▸ **Description of the task**: Every record that follows must be duplicated exactly, with images left out.

━━━ Given data

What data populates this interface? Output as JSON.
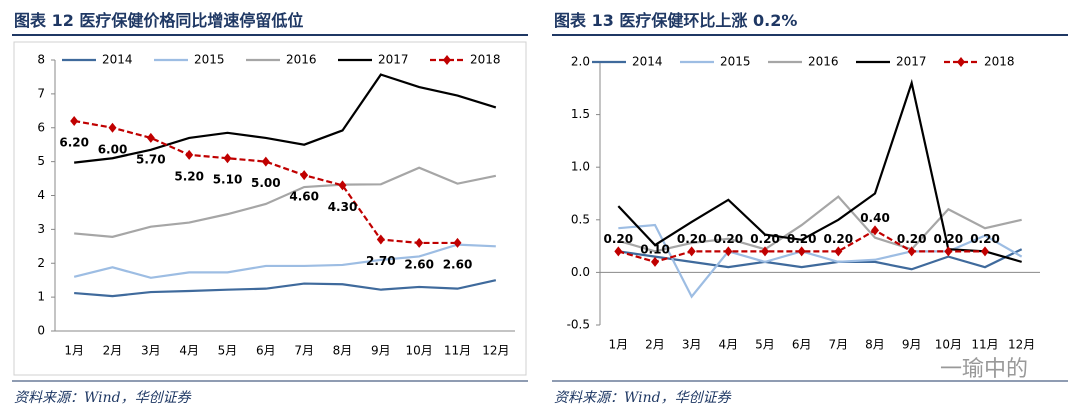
{
  "chart_data": [
    {
      "type": "line",
      "title": "图表 12   医疗保健价格同比增速停留低位",
      "source": "资料来源：Wind，华创证券",
      "categories": [
        "1月",
        "2月",
        "3月",
        "4月",
        "5月",
        "6月",
        "7月",
        "8月",
        "9月",
        "10月",
        "11月",
        "12月"
      ],
      "ylim": [
        0,
        8
      ],
      "yticks": [
        0,
        1,
        2,
        3,
        4,
        5,
        6,
        7,
        8
      ],
      "series": [
        {
          "name": "2014",
          "color": "#3f6a9c",
          "values": [
            1.12,
            1.03,
            1.15,
            1.18,
            1.22,
            1.25,
            1.4,
            1.38,
            1.22,
            1.3,
            1.25,
            1.5
          ]
        },
        {
          "name": "2015",
          "color": "#9dbde3",
          "values": [
            1.6,
            1.88,
            1.57,
            1.73,
            1.73,
            1.92,
            1.92,
            1.95,
            2.1,
            2.2,
            2.55,
            2.5
          ]
        },
        {
          "name": "2016",
          "color": "#a6a6a6",
          "values": [
            2.88,
            2.78,
            3.08,
            3.2,
            3.45,
            3.75,
            4.25,
            4.32,
            4.33,
            4.82,
            4.35,
            4.58
          ]
        },
        {
          "name": "2017",
          "color": "#000000",
          "values": [
            4.97,
            5.1,
            5.35,
            5.7,
            5.85,
            5.7,
            5.5,
            5.92,
            7.57,
            7.2,
            6.95,
            6.6
          ]
        },
        {
          "name": "2018",
          "color": "#c00000",
          "style": "dashed",
          "marker": "diamond",
          "values": [
            6.2,
            6.0,
            5.7,
            5.2,
            5.1,
            5.0,
            4.6,
            4.3,
            2.7,
            2.6,
            2.6,
            null
          ],
          "value_labels": [
            "6.20",
            "6.00",
            "5.70",
            "5.20",
            "5.10",
            "5.00",
            "4.60",
            "4.30",
            "2.70",
            "2.60",
            "2.60",
            null
          ]
        }
      ]
    },
    {
      "type": "line",
      "title": "图表 13   医疗保健环比上涨 0.2%",
      "source": "资料来源：Wind，华创证券",
      "watermark": "一瑜中的",
      "categories": [
        "1月",
        "2月",
        "3月",
        "4月",
        "5月",
        "6月",
        "7月",
        "8月",
        "9月",
        "10月",
        "11月",
        "12月"
      ],
      "ylim": [
        -0.5,
        2.0
      ],
      "yticks": [
        -0.5,
        {
          "value": 0,
          "label": "0.0"
        },
        0.5,
        {
          "value": 1,
          "label": "1.0"
        },
        1.5,
        {
          "value": 2,
          "label": "2.0"
        }
      ],
      "series": [
        {
          "name": "2014",
          "color": "#3f6a9c",
          "values": [
            0.2,
            0.15,
            0.1,
            0.05,
            0.1,
            0.05,
            0.1,
            0.1,
            0.03,
            0.15,
            0.05,
            0.22
          ]
        },
        {
          "name": "2015",
          "color": "#9dbde3",
          "values": [
            0.42,
            0.45,
            -0.23,
            0.2,
            0.1,
            0.2,
            0.1,
            0.12,
            0.2,
            0.2,
            0.35,
            0.15
          ]
        },
        {
          "name": "2016",
          "color": "#a6a6a6",
          "values": [
            0.3,
            0.2,
            0.28,
            0.32,
            0.22,
            0.45,
            0.72,
            0.33,
            0.22,
            0.6,
            0.42,
            0.5
          ]
        },
        {
          "name": "2017",
          "color": "#000000",
          "values": [
            0.63,
            0.26,
            0.48,
            0.69,
            0.36,
            0.31,
            0.5,
            0.75,
            1.8,
            0.22,
            0.2,
            0.1
          ]
        },
        {
          "name": "2018",
          "color": "#c00000",
          "style": "dashed",
          "marker": "diamond",
          "values": [
            0.2,
            0.1,
            0.2,
            0.2,
            0.2,
            0.2,
            0.2,
            0.4,
            0.2,
            0.2,
            0.2,
            null
          ],
          "value_labels": [
            "0.20",
            "0.10",
            "0.20",
            "0.20",
            "0.20",
            "0.20",
            "0.20",
            "0.40",
            "0.20",
            "0.20",
            "0.20",
            null
          ]
        }
      ]
    }
  ]
}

━━━━━━

▸ **Solution to this exercise**:
What data populates this interface? Output as JSON.
{
  "chart_data": [
    {
      "type": "line",
      "title": "图表 12   医疗保健价格同比增速停留低位",
      "source": "资料来源：Wind，华创证券",
      "categories": [
        "1月",
        "2月",
        "3月",
        "4月",
        "5月",
        "6月",
        "7月",
        "8月",
        "9月",
        "10月",
        "11月",
        "12月"
      ],
      "ylim": [
        0,
        8
      ],
      "yticks": [
        0,
        1,
        2,
        3,
        4,
        5,
        6,
        7,
        8
      ],
      "series": [
        {
          "name": "2014",
          "color": "#3f6a9c",
          "values": [
            1.12,
            1.03,
            1.15,
            1.18,
            1.22,
            1.25,
            1.4,
            1.38,
            1.22,
            1.3,
            1.25,
            1.5
          ]
        },
        {
          "name": "2015",
          "color": "#9dbde3",
          "values": [
            1.6,
            1.88,
            1.57,
            1.73,
            1.73,
            1.92,
            1.92,
            1.95,
            2.1,
            2.2,
            2.55,
            2.5
          ]
        },
        {
          "name": "2016",
          "color": "#a6a6a6",
          "values": [
            2.88,
            2.78,
            3.08,
            3.2,
            3.45,
            3.75,
            4.25,
            4.32,
            4.33,
            4.82,
            4.35,
            4.58
          ]
        },
        {
          "name": "2017",
          "color": "#000000",
          "values": [
            4.97,
            5.1,
            5.35,
            5.7,
            5.85,
            5.7,
            5.5,
            5.92,
            7.57,
            7.2,
            6.95,
            6.6
          ]
        },
        {
          "name": "2018",
          "color": "#c00000",
          "style": "dashed",
          "marker": "diamond",
          "values": [
            6.2,
            6.0,
            5.7,
            5.2,
            5.1,
            5.0,
            4.6,
            4.3,
            2.7,
            2.6,
            2.6,
            null
          ],
          "value_labels": [
            "6.20",
            "6.00",
            "5.70",
            "5.20",
            "5.10",
            "5.00",
            "4.60",
            "4.30",
            "2.70",
            "2.60",
            "2.60",
            null
          ]
        }
      ]
    },
    {
      "type": "line",
      "title": "图表 13   医疗保健环比上涨 0.2%",
      "source": "资料来源：Wind，华创证券",
      "watermark": "一瑜中的",
      "categories": [
        "1月",
        "2月",
        "3月",
        "4月",
        "5月",
        "6月",
        "7月",
        "8月",
        "9月",
        "10月",
        "11月",
        "12月"
      ],
      "ylim": [
        -0.5,
        2.0
      ],
      "yticks": [
        -0.5,
        {
          "value": 0,
          "label": "0.0"
        },
        0.5,
        {
          "value": 1,
          "label": "1.0"
        },
        1.5,
        {
          "value": 2,
          "label": "2.0"
        }
      ],
      "series": [
        {
          "name": "2014",
          "color": "#3f6a9c",
          "values": [
            0.2,
            0.15,
            0.1,
            0.05,
            0.1,
            0.05,
            0.1,
            0.1,
            0.03,
            0.15,
            0.05,
            0.22
          ]
        },
        {
          "name": "2015",
          "color": "#9dbde3",
          "values": [
            0.42,
            0.45,
            -0.23,
            0.2,
            0.1,
            0.2,
            0.1,
            0.12,
            0.2,
            0.2,
            0.35,
            0.15
          ]
        },
        {
          "name": "2016",
          "color": "#a6a6a6",
          "values": [
            0.3,
            0.2,
            0.28,
            0.32,
            0.22,
            0.45,
            0.72,
            0.33,
            0.22,
            0.6,
            0.42,
            0.5
          ]
        },
        {
          "name": "2017",
          "color": "#000000",
          "values": [
            0.63,
            0.26,
            0.48,
            0.69,
            0.36,
            0.31,
            0.5,
            0.75,
            1.8,
            0.22,
            0.2,
            0.1
          ]
        },
        {
          "name": "2018",
          "color": "#c00000",
          "style": "dashed",
          "marker": "diamond",
          "values": [
            0.2,
            0.1,
            0.2,
            0.2,
            0.2,
            0.2,
            0.2,
            0.4,
            0.2,
            0.2,
            0.2,
            null
          ],
          "value_labels": [
            "0.20",
            "0.10",
            "0.20",
            "0.20",
            "0.20",
            "0.20",
            "0.20",
            "0.40",
            "0.20",
            "0.20",
            "0.20",
            null
          ]
        }
      ]
    }
  ]
}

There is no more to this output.